• Exercise directions: Set down the full listing exactly as given. Any pictures are to be left out.

* START Records for processing *

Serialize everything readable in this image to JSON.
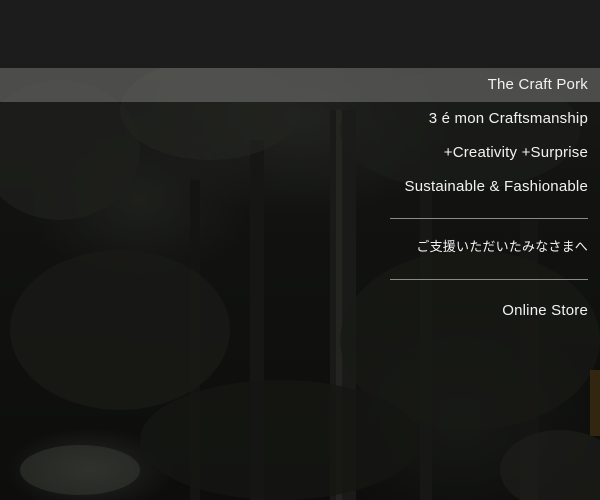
{
  "menu": {
    "items": [
      {
        "label": "The Craft Pork"
      },
      {
        "label": "3 é mon Craftsmanship"
      },
      {
        "label": "+Creativity +Surprise"
      },
      {
        "label": "Sustainable & Fashionable"
      }
    ],
    "support_label": "ご支援いただいたみなさまへ",
    "store_label": "Online Store"
  }
}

* END Records for processing *

• Task response:
Serialize everything readable in this image to JSON.
{
  "menu": {
    "items": [
      {
        "label": "The Craft Pork"
      },
      {
        "label": "3 é mon Craftsmanship"
      },
      {
        "label": "+Creativity +Surprise"
      },
      {
        "label": "Sustainable & Fashionable"
      }
    ],
    "support_label": "ご支援いただいたみなさまへ",
    "store_label": "Online Store"
  }
}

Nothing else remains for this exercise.